## begin

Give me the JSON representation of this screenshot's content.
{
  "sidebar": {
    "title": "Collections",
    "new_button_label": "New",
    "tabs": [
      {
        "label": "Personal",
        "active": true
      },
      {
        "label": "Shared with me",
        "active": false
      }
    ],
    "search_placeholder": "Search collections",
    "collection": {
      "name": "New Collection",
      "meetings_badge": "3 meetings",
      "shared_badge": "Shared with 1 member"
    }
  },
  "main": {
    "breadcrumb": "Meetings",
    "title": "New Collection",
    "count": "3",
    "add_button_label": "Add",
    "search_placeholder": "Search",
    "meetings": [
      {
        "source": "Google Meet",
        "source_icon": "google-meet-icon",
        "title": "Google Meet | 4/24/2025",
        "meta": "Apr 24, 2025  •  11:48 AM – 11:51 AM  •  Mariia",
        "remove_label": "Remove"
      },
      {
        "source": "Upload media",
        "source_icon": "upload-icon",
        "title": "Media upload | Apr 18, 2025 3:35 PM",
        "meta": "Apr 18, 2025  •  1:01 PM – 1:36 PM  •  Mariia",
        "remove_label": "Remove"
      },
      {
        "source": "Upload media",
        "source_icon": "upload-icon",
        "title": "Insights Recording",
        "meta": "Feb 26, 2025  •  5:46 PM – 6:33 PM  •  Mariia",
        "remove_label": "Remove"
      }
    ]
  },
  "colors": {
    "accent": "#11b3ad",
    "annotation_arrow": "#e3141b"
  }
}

## end

:: PROBLEM REQUIREMENTS ::
Using the material above, report each line where "Search" occurs.

:: ANSWER FOR THE TASK ::
    "search_placeholder": "Search collections",
    "search_placeholder": "Search",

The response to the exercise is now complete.